**Stated exercise**
Pull out every line in the data that has the string "subject" in it.

**Data lines**
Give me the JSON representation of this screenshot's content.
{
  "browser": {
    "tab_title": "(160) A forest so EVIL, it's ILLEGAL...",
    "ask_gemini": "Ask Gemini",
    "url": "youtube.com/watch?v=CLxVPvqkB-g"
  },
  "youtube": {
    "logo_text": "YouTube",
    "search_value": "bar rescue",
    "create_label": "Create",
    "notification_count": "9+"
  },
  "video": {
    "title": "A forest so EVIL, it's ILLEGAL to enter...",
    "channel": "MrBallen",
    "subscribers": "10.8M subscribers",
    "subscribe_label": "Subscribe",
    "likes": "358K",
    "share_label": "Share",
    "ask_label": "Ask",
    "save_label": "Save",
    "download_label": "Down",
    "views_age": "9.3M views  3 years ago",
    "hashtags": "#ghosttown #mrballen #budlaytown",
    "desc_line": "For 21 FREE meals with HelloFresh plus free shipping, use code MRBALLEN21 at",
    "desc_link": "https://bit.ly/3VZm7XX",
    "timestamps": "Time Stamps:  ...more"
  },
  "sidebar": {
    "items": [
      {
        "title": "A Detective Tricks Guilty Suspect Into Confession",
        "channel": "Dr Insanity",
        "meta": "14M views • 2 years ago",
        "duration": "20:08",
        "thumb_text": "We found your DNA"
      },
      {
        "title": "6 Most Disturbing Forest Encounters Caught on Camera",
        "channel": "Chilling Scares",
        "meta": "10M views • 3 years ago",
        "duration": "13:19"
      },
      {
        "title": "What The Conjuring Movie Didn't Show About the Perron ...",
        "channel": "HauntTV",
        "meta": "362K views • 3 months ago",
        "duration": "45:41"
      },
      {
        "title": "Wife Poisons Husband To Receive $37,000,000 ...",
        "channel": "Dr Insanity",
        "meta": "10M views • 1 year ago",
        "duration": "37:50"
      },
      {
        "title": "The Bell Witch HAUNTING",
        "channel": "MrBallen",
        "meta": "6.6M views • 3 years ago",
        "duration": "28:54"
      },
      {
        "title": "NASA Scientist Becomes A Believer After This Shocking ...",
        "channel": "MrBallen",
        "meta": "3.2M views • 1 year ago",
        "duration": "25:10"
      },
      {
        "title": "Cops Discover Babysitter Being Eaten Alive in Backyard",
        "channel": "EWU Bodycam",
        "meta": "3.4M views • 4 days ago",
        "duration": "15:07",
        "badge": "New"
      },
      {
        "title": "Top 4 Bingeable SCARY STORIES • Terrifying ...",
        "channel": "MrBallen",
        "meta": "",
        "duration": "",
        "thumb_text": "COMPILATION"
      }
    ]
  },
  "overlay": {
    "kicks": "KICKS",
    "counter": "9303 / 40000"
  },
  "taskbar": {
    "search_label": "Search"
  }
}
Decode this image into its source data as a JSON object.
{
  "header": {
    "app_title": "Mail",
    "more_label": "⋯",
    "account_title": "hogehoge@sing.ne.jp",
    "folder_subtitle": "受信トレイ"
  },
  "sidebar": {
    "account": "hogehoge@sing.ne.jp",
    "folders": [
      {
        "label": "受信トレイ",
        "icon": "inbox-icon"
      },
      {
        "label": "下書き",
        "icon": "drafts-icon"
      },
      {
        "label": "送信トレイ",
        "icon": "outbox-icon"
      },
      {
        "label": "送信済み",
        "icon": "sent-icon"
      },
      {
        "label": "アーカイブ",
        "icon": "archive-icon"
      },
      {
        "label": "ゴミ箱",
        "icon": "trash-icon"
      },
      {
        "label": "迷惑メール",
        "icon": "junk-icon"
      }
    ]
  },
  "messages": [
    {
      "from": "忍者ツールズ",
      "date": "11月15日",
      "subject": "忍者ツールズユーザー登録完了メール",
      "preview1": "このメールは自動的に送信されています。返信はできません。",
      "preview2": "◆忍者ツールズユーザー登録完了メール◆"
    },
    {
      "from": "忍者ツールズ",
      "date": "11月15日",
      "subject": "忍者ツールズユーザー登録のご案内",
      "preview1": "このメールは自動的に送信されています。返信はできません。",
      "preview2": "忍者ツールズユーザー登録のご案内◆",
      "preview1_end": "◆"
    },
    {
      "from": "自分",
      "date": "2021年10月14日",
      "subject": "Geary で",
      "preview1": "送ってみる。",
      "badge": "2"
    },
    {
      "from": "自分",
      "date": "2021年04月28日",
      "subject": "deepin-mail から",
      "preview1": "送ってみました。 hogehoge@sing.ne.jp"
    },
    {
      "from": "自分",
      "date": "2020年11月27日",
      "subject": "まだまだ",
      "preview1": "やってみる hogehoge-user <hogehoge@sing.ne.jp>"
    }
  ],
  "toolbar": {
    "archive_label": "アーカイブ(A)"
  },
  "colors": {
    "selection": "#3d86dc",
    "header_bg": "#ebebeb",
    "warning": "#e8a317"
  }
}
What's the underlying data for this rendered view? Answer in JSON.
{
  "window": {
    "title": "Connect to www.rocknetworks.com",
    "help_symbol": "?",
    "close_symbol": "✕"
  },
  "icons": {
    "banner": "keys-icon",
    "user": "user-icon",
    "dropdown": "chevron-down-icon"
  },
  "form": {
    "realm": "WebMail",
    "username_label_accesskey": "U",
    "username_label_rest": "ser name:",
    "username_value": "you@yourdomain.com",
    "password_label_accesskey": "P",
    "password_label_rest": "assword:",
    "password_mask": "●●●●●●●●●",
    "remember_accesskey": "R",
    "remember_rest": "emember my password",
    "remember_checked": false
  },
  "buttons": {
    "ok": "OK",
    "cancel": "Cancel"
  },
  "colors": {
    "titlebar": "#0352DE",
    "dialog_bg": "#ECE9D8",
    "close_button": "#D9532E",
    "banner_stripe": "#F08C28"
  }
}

**Expected output**
      "subject": "忍者ツールズユーザー登録完了メール",
      "subject": "忍者ツールズユーザー登録のご案内",
      "subject": "Geary で",
      "subject": "deepin-mail から",
      "subject": "まだまだ",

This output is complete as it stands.